Repeat each entry in full, exactly.

▬▬▬

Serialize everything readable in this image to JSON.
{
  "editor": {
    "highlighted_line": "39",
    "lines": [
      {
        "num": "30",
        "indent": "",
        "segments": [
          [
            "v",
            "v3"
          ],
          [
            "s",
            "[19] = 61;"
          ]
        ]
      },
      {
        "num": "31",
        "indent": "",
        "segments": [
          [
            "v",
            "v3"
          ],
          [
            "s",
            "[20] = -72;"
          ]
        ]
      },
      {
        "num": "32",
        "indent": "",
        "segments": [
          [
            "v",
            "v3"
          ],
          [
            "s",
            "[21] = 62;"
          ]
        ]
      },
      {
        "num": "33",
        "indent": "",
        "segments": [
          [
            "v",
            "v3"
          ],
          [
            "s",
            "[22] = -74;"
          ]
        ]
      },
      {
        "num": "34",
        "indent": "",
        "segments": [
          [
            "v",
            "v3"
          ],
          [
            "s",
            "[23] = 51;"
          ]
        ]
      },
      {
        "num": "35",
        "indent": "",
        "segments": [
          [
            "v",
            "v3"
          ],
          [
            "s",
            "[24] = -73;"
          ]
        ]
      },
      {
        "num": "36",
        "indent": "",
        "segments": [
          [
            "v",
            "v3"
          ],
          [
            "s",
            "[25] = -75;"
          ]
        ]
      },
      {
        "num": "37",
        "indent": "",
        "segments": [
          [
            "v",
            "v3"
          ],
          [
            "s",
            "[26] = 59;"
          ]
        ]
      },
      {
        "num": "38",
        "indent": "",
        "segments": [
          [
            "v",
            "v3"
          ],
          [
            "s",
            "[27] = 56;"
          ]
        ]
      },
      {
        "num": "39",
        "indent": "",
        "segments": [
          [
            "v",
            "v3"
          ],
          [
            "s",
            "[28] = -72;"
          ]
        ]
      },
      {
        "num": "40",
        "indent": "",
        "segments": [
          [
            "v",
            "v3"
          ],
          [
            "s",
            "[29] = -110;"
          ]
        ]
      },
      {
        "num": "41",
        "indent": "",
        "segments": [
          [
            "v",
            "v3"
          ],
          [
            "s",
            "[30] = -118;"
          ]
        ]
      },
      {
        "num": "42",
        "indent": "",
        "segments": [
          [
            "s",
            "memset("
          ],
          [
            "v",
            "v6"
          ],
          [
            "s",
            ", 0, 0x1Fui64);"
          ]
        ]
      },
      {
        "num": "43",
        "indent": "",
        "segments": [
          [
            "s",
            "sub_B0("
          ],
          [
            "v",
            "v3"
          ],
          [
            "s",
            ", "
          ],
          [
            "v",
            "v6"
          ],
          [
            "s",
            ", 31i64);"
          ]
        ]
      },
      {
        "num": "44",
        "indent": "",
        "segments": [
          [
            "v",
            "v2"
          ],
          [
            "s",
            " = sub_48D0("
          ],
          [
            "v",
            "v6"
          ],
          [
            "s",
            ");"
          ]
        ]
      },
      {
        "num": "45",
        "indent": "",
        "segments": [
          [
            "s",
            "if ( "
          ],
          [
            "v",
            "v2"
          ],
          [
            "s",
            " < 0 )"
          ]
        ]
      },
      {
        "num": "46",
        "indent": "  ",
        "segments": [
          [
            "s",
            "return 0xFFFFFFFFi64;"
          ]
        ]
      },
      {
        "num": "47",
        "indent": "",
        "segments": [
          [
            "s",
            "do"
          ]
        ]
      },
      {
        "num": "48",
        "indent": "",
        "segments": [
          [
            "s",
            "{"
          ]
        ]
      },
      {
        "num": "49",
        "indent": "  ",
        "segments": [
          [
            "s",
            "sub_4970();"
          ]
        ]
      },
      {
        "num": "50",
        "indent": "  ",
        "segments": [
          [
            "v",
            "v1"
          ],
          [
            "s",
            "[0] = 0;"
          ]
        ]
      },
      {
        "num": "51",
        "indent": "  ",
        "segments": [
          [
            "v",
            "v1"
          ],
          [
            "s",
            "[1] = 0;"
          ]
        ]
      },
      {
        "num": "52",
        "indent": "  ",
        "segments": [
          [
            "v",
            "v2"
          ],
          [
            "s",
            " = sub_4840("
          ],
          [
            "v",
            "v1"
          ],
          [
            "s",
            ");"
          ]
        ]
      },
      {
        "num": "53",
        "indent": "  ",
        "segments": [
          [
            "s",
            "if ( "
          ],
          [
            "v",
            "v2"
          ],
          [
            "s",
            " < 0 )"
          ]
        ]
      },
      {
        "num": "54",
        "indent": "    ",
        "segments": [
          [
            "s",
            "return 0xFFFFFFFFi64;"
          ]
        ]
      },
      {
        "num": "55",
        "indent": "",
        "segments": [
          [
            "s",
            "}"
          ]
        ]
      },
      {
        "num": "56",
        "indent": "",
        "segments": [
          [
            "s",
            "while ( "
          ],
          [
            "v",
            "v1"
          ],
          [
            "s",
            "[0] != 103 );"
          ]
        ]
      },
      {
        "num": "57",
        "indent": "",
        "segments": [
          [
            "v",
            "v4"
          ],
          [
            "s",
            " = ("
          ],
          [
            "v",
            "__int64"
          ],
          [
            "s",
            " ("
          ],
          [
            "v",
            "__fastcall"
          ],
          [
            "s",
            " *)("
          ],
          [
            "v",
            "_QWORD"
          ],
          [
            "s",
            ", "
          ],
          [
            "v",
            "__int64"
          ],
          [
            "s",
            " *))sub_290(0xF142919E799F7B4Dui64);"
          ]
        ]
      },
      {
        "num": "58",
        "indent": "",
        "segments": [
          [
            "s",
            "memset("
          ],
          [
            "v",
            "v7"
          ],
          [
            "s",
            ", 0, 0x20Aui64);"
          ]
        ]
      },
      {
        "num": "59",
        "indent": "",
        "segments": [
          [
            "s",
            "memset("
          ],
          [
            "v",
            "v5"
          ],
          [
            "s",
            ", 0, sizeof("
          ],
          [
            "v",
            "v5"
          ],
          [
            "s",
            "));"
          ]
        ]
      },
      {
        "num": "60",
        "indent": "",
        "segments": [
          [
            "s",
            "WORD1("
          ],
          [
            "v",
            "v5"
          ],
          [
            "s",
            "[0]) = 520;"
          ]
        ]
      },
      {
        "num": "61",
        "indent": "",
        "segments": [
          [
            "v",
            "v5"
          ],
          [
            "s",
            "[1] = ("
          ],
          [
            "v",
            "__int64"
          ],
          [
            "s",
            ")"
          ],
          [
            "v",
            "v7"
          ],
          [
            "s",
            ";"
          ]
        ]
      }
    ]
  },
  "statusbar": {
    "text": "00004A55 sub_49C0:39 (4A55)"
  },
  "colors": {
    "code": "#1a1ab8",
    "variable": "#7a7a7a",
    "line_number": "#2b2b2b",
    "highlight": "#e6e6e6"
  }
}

▬▬▬

FINISHED EXERCISE ▸
Serialize everything readable in this image to JSON.
{
  "editor": {
    "highlighted_line": "39",
    "lines": [
      {
        "num": "30",
        "indent": "",
        "segments": [
          [
            "v",
            "v3"
          ],
          [
            "s",
            "[19] = 61;"
          ]
        ]
      },
      {
        "num": "31",
        "indent": "",
        "segments": [
          [
            "v",
            "v3"
          ],
          [
            "s",
            "[20] = -72;"
          ]
        ]
      },
      {
        "num": "32",
        "indent": "",
        "segments": [
          [
            "v",
            "v3"
          ],
          [
            "s",
            "[21] = 62;"
          ]
        ]
      },
      {
        "num": "33",
        "indent": "",
        "segments": [
          [
            "v",
            "v3"
          ],
          [
            "s",
            "[22] = -74;"
          ]
        ]
      },
      {
        "num": "34",
        "indent": "",
        "segments": [
          [
            "v",
            "v3"
          ],
          [
            "s",
            "[23] = 51;"
          ]
        ]
      },
      {
        "num": "35",
        "indent": "",
        "segments": [
          [
            "v",
            "v3"
          ],
          [
            "s",
            "[24] = -73;"
          ]
        ]
      },
      {
        "num": "36",
        "indent": "",
        "segments": [
          [
            "v",
            "v3"
          ],
          [
            "s",
            "[25] = -75;"
          ]
        ]
      },
      {
        "num": "37",
        "indent": "",
        "segments": [
          [
            "v",
            "v3"
          ],
          [
            "s",
            "[26] = 59;"
          ]
        ]
      },
      {
        "num": "38",
        "indent": "",
        "segments": [
          [
            "v",
            "v3"
          ],
          [
            "s",
            "[27] = 56;"
          ]
        ]
      },
      {
        "num": "39",
        "indent": "",
        "segments": [
          [
            "v",
            "v3"
          ],
          [
            "s",
            "[28] = -72;"
          ]
        ]
      },
      {
        "num": "40",
        "indent": "",
        "segments": [
          [
            "v",
            "v3"
          ],
          [
            "s",
            "[29] = -110;"
          ]
        ]
      },
      {
        "num": "41",
        "indent": "",
        "segments": [
          [
            "v",
            "v3"
          ],
          [
            "s",
            "[30] = -118;"
          ]
        ]
      },
      {
        "num": "42",
        "indent": "",
        "segments": [
          [
            "s",
            "memset("
          ],
          [
            "v",
            "v6"
          ],
          [
            "s",
            ", 0, 0x1Fui64);"
          ]
        ]
      },
      {
        "num": "43",
        "indent": "",
        "segments": [
          [
            "s",
            "sub_B0("
          ],
          [
            "v",
            "v3"
          ],
          [
            "s",
            ", "
          ],
          [
            "v",
            "v6"
          ],
          [
            "s",
            ", 31i64);"
          ]
        ]
      },
      {
        "num": "44",
        "indent": "",
        "segments": [
          [
            "v",
            "v2"
          ],
          [
            "s",
            " = sub_48D0("
          ],
          [
            "v",
            "v6"
          ],
          [
            "s",
            ");"
          ]
        ]
      },
      {
        "num": "45",
        "indent": "",
        "segments": [
          [
            "s",
            "if ( "
          ],
          [
            "v",
            "v2"
          ],
          [
            "s",
            " < 0 )"
          ]
        ]
      },
      {
        "num": "46",
        "indent": "  ",
        "segments": [
          [
            "s",
            "return 0xFFFFFFFFi64;"
          ]
        ]
      },
      {
        "num": "47",
        "indent": "",
        "segments": [
          [
            "s",
            "do"
          ]
        ]
      },
      {
        "num": "48",
        "indent": "",
        "segments": [
          [
            "s",
            "{"
          ]
        ]
      },
      {
        "num": "49",
        "indent": "  ",
        "segments": [
          [
            "s",
            "sub_4970();"
          ]
        ]
      },
      {
        "num": "50",
        "indent": "  ",
        "segments": [
          [
            "v",
            "v1"
          ],
          [
            "s",
            "[0] = 0;"
          ]
        ]
      },
      {
        "num": "51",
        "indent": "  ",
        "segments": [
          [
            "v",
            "v1"
          ],
          [
            "s",
            "[1] = 0;"
          ]
        ]
      },
      {
        "num": "52",
        "indent": "  ",
        "segments": [
          [
            "v",
            "v2"
          ],
          [
            "s",
            " = sub_4840("
          ],
          [
            "v",
            "v1"
          ],
          [
            "s",
            ");"
          ]
        ]
      },
      {
        "num": "53",
        "indent": "  ",
        "segments": [
          [
            "s",
            "if ( "
          ],
          [
            "v",
            "v2"
          ],
          [
            "s",
            " < 0 )"
          ]
        ]
      },
      {
        "num": "54",
        "indent": "    ",
        "segments": [
          [
            "s",
            "return 0xFFFFFFFFi64;"
          ]
        ]
      },
      {
        "num": "55",
        "indent": "",
        "segments": [
          [
            "s",
            "}"
          ]
        ]
      },
      {
        "num": "56",
        "indent": "",
        "segments": [
          [
            "s",
            "while ( "
          ],
          [
            "v",
            "v1"
          ],
          [
            "s",
            "[0] != 103 );"
          ]
        ]
      },
      {
        "num": "57",
        "indent": "",
        "segments": [
          [
            "v",
            "v4"
          ],
          [
            "s",
            " = ("
          ],
          [
            "v",
            "__int64"
          ],
          [
            "s",
            " ("
          ],
          [
            "v",
            "__fastcall"
          ],
          [
            "s",
            " *)("
          ],
          [
            "v",
            "_QWORD"
          ],
          [
            "s",
            ", "
          ],
          [
            "v",
            "__int64"
          ],
          [
            "s",
            " *))sub_290(0xF142919E799F7B4Dui64);"
          ]
        ]
      },
      {
        "num": "58",
        "indent": "",
        "segments": [
          [
            "s",
            "memset("
          ],
          [
            "v",
            "v7"
          ],
          [
            "s",
            ", 0, 0x20Aui64);"
          ]
        ]
      },
      {
        "num": "59",
        "indent": "",
        "segments": [
          [
            "s",
            "memset("
          ],
          [
            "v",
            "v5"
          ],
          [
            "s",
            ", 0, sizeof("
          ],
          [
            "v",
            "v5"
          ],
          [
            "s",
            "));"
          ]
        ]
      },
      {
        "num": "60",
        "indent": "",
        "segments": [
          [
            "s",
            "WORD1("
          ],
          [
            "v",
            "v5"
          ],
          [
            "s",
            "[0]) = 520;"
          ]
        ]
      },
      {
        "num": "61",
        "indent": "",
        "segments": [
          [
            "v",
            "v5"
          ],
          [
            "s",
            "[1] = ("
          ],
          [
            "v",
            "__int64"
          ],
          [
            "s",
            ")"
          ],
          [
            "v",
            "v7"
          ],
          [
            "s",
            ";"
          ]
        ]
      }
    ]
  },
  "statusbar": {
    "text": "00004A55 sub_49C0:39 (4A55)"
  },
  "colors": {
    "code": "#1a1ab8",
    "variable": "#7a7a7a",
    "line_number": "#2b2b2b",
    "highlight": "#e6e6e6"
  }
}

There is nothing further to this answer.